• _Problem requirements_: Please reproduce every record, keeping each one exactly as written.

• _Exercise material_:
((

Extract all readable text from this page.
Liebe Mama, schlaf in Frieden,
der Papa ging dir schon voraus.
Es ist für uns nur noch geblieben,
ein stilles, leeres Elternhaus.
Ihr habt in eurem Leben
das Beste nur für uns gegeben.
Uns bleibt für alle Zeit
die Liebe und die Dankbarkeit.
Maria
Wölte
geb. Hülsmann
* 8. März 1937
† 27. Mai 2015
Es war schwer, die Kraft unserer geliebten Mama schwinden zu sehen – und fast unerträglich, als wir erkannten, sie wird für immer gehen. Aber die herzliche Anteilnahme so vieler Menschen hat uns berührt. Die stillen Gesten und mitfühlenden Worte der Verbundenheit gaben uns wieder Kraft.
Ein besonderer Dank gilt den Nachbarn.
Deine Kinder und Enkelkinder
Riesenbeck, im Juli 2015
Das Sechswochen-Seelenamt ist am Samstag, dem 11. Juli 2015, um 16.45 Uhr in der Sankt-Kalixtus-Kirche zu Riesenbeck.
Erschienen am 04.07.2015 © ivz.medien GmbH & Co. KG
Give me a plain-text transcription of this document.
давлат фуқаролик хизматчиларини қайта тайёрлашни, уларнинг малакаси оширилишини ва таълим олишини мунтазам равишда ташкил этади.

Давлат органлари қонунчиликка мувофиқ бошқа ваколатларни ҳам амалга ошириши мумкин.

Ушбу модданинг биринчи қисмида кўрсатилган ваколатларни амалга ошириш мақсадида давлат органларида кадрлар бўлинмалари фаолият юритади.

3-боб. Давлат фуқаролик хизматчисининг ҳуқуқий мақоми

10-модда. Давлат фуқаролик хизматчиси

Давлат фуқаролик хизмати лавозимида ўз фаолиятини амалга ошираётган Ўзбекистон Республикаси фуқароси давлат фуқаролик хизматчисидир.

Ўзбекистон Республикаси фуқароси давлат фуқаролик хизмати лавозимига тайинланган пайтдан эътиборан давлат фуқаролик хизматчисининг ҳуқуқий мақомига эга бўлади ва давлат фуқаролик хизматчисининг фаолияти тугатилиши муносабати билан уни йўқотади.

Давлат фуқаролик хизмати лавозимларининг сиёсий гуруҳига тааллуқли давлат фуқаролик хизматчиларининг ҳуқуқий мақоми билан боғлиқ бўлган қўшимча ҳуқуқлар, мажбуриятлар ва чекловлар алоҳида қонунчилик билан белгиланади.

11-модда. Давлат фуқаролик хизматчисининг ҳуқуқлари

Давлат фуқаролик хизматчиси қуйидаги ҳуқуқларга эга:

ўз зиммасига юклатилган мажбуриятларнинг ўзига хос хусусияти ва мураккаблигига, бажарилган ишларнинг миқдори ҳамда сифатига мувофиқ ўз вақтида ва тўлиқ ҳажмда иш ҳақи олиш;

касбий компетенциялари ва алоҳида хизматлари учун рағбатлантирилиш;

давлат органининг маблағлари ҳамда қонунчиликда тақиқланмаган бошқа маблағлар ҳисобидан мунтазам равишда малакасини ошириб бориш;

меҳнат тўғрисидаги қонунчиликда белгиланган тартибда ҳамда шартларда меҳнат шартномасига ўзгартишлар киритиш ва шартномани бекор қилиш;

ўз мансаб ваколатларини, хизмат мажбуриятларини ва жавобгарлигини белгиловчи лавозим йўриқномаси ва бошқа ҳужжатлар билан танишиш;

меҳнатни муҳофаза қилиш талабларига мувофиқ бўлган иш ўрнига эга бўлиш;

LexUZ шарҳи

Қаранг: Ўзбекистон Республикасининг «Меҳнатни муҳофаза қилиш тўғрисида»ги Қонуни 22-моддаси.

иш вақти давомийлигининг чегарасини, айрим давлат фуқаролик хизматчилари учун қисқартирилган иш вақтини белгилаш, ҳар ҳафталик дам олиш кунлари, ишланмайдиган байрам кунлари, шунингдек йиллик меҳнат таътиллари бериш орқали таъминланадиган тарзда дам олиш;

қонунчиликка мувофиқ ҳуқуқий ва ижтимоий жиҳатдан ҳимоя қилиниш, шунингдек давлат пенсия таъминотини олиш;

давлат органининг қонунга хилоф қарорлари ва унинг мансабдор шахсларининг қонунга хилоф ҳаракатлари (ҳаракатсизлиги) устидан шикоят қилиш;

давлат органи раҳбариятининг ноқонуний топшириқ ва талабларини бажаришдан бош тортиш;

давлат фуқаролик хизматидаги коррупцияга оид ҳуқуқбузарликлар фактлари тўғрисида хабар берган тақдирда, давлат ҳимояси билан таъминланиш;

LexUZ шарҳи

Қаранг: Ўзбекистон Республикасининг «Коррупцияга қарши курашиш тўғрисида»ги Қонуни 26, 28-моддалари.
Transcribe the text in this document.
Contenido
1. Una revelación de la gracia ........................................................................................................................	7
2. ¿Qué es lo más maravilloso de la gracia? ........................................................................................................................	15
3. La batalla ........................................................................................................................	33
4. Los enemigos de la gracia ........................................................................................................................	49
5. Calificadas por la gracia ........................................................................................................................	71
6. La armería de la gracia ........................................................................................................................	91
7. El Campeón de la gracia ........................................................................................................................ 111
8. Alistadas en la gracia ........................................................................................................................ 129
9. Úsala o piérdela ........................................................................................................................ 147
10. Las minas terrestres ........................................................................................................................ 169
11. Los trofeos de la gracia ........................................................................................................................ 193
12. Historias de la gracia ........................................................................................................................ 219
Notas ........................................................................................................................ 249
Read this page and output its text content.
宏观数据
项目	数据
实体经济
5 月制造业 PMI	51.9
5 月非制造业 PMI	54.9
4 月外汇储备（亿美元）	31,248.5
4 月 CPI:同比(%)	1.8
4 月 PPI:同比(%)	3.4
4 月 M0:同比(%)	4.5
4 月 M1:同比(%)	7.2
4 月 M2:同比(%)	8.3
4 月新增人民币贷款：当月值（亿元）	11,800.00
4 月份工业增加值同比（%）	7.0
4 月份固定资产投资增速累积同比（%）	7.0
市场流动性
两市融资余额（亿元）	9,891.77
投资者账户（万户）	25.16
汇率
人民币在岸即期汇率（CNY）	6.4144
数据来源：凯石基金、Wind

))

• _Final result_:
Extract all readable text from this page.
Liebe Mama, schlaf in Frieden,
der Papa ging dir schon voraus.
Es ist für uns nur noch geblieben,
ein stilles, leeres Elternhaus.
Ihr habt in eurem Leben
das Beste nur für uns gegeben.
Uns bleibt für alle Zeit
die Liebe und die Dankbarkeit.
Maria
Wölte
geb. Hülsmann
* 8. März 1937
† 27. Mai 2015
Es war schwer, die Kraft unserer geliebten Mama schwinden zu sehen – und fast unerträglich, als wir erkannten, sie wird für immer gehen. Aber die herzliche Anteilnahme so vieler Menschen hat uns berührt. Die stillen Gesten und mitfühlenden Worte der Verbundenheit gaben uns wieder Kraft.
Ein besonderer Dank gilt den Nachbarn.
Deine Kinder und Enkelkinder
Riesenbeck, im Juli 2015
Das Sechswochen-Seelenamt ist am Samstag, dem 11. Juli 2015, um 16.45 Uhr in der Sankt-Kalixtus-Kirche zu Riesenbeck.
Erschienen am 04.07.2015 © ivz.medien GmbH & Co. KG
Give me a plain-text transcription of this document.
давлат фуқаролик хизматчиларини қайта тайёрлашни, уларнинг малакаси оширилишини ва таълим олишини мунтазам равишда ташкил этади.

Давлат органлари қонунчиликка мувофиқ бошқа ваколатларни ҳам амалга ошириши мумкин.

Ушбу модданинг биринчи қисмида кўрсатилган ваколатларни амалга ошириш мақсадида давлат органларида кадрлар бўлинмалари фаолият юритади.

3-боб. Давлат фуқаролик хизматчисининг ҳуқуқий мақоми

10-модда. Давлат фуқаролик хизматчиси

Давлат фуқаролик хизмати лавозимида ўз фаолиятини амалга ошираётган Ўзбекистон Республикаси фуқароси давлат фуқаролик хизматчисидир.

Ўзбекистон Республикаси фуқароси давлат фуқаролик хизмати лавозимига тайинланган пайтдан эътиборан давлат фуқаролик хизматчисининг ҳуқуқий мақомига эга бўлади ва давлат фуқаролик хизматчисининг фаолияти тугатилиши муносабати билан уни йўқотади.

Давлат фуқаролик хизмати лавозимларининг сиёсий гуруҳига тааллуқли давлат фуқаролик хизматчиларининг ҳуқуқий мақоми билан боғлиқ бўлган қўшимча ҳуқуқлар, мажбуриятлар ва чекловлар алоҳида қонунчилик билан белгиланади.

11-модда. Давлат фуқаролик хизматчисининг ҳуқуқлари

Давлат фуқаролик хизматчиси қуйидаги ҳуқуқларга эга:

ўз зиммасига юклатилган мажбуриятларнинг ўзига хос хусусияти ва мураккаблигига, бажарилган ишларнинг миқдори ҳамда сифатига мувофиқ ўз вақтида ва тўлиқ ҳажмда иш ҳақи олиш;

касбий компетенциялари ва алоҳида хизматлари учун рағбатлантирилиш;

давлат органининг маблағлари ҳамда қонунчиликда тақиқланмаган бошқа маблағлар ҳисобидан мунтазам равишда малакасини ошириб бориш;

меҳнат тўғрисидаги қонунчиликда белгиланган тартибда ҳамда шартларда меҳнат шартномасига ўзгартишлар киритиш ва шартномани бекор қилиш;

ўз мансаб ваколатларини, хизмат мажбуриятларини ва жавобгарлигини белгиловчи лавозим йўриқномаси ва бошқа ҳужжатлар билан танишиш;

меҳнатни муҳофаза қилиш талабларига мувофиқ бўлган иш ўрнига эга бўлиш;

LexUZ шарҳи

Қаранг: Ўзбекистон Республикасининг «Меҳнатни муҳофаза қилиш тўғрисида»ги Қонуни 22-моддаси.

иш вақти давомийлигининг чегарасини, айрим давлат фуқаролик хизматчилари учун қисқартирилган иш вақтини белгилаш, ҳар ҳафталик дам олиш кунлари, ишланмайдиган байрам кунлари, шунингдек йиллик меҳнат таътиллари бериш орқали таъминланадиган тарзда дам олиш;

қонунчиликка мувофиқ ҳуқуқий ва ижтимоий жиҳатдан ҳимоя қилиниш, шунингдек давлат пенсия таъминотини олиш;

давлат органининг қонунга хилоф қарорлари ва унинг мансабдор шахсларининг қонунга хилоф ҳаракатлари (ҳаракатсизлиги) устидан шикоят қилиш;

давлат органи раҳбариятининг ноқонуний топшириқ ва талабларини бажаришдан бош тортиш;

давлат фуқаролик хизматидаги коррупцияга оид ҳуқуқбузарликлар фактлари тўғрисида хабар берган тақдирда, давлат ҳимояси билан таъминланиш;

LexUZ шарҳи

Қаранг: Ўзбекистон Республикасининг «Коррупцияга қарши курашиш тўғрисида»ги Қонуни 26, 28-моддалари.
Transcribe the text in this document.
Contenido
1. Una revelación de la gracia ........................................................................................................................	7
2. ¿Qué es lo más maravilloso de la gracia? ........................................................................................................................	15
3. La batalla ........................................................................................................................	33
4. Los enemigos de la gracia ........................................................................................................................	49
5. Calificadas por la gracia ........................................................................................................................	71
6. La armería de la gracia ........................................................................................................................	91
7. El Campeón de la gracia ........................................................................................................................ 111
8. Alistadas en la gracia ........................................................................................................................ 129
9. Úsala o piérdela ........................................................................................................................ 147
10. Las minas terrestres ........................................................................................................................ 169
11. Los trofeos de la gracia ........................................................................................................................ 193
12. Historias de la gracia ........................................................................................................................ 219
Notas ........................................................................................................................ 249
Read this page and output its text content.
宏观数据
项目	数据
实体经济
5 月制造业 PMI	51.9
5 月非制造业 PMI	54.9
4 月外汇储备（亿美元）	31,248.5
4 月 CPI:同比(%)	1.8
4 月 PPI:同比(%)	3.4
4 月 M0:同比(%)	4.5
4 月 M1:同比(%)	7.2
4 月 M2:同比(%)	8.3
4 月新增人民币贷款：当月值（亿元）	11,800.00
4 月份工业增加值同比（%）	7.0
4 月份固定资产投资增速累积同比（%）	7.0
市场流动性
两市融资余额（亿元）	9,891.77
投资者账户（万户）	25.16
汇率
人民币在岸即期汇率（CNY）	6.4144
数据来源：凯石基金、Wind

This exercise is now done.